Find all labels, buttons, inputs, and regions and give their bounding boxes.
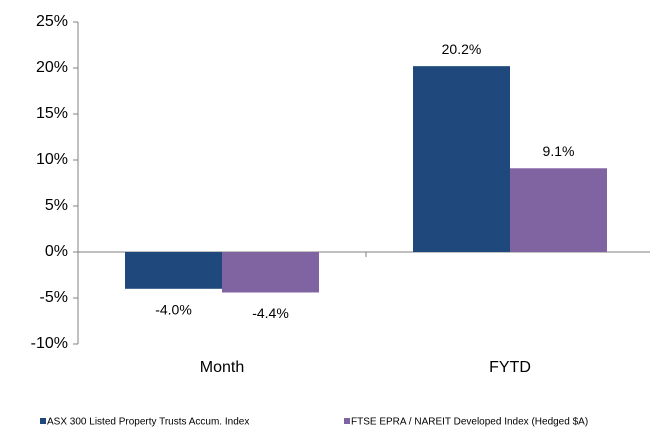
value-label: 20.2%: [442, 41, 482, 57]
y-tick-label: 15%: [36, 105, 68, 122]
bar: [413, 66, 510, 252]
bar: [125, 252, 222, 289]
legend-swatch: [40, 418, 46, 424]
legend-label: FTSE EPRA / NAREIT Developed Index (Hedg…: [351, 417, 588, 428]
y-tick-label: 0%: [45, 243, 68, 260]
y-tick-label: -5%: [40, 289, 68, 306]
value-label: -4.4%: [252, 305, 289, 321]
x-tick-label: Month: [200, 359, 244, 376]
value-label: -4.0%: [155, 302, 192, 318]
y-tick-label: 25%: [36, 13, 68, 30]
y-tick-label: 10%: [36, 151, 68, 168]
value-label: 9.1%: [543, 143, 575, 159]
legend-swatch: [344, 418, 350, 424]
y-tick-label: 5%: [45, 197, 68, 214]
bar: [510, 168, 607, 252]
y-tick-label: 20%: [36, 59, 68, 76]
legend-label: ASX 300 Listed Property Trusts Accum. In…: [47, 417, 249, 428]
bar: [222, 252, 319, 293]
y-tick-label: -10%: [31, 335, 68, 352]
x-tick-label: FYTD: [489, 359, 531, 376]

> _What the task asks_
Could you write out every line of the material above word for word, leaving out the pictures?

> _Complete output_
Find all labels, buttons, inputs, and regions and give their bounding boxes.
value-label: 20.2%: [442, 41, 482, 57]
y-tick-label: 15%: [36, 105, 68, 122]
bar: [413, 66, 510, 252]
bar: [125, 252, 222, 289]
legend-swatch: [40, 418, 46, 424]
legend-label: FTSE EPRA / NAREIT Developed Index (Hedg…: [351, 417, 588, 428]
y-tick-label: 0%: [45, 243, 68, 260]
y-tick-label: -5%: [40, 289, 68, 306]
value-label: -4.4%: [252, 305, 289, 321]
x-tick-label: Month: [200, 359, 244, 376]
value-label: -4.0%: [155, 302, 192, 318]
y-tick-label: 25%: [36, 13, 68, 30]
y-tick-label: 10%: [36, 151, 68, 168]
value-label: 9.1%: [543, 143, 575, 159]
legend-swatch: [344, 418, 350, 424]
y-tick-label: 5%: [45, 197, 68, 214]
bar: [510, 168, 607, 252]
y-tick-label: 20%: [36, 59, 68, 76]
legend-label: ASX 300 Listed Property Trusts Accum. In…: [47, 417, 249, 428]
bar: [222, 252, 319, 293]
y-tick-label: -10%: [31, 335, 68, 352]
x-tick-label: FYTD: [489, 359, 531, 376]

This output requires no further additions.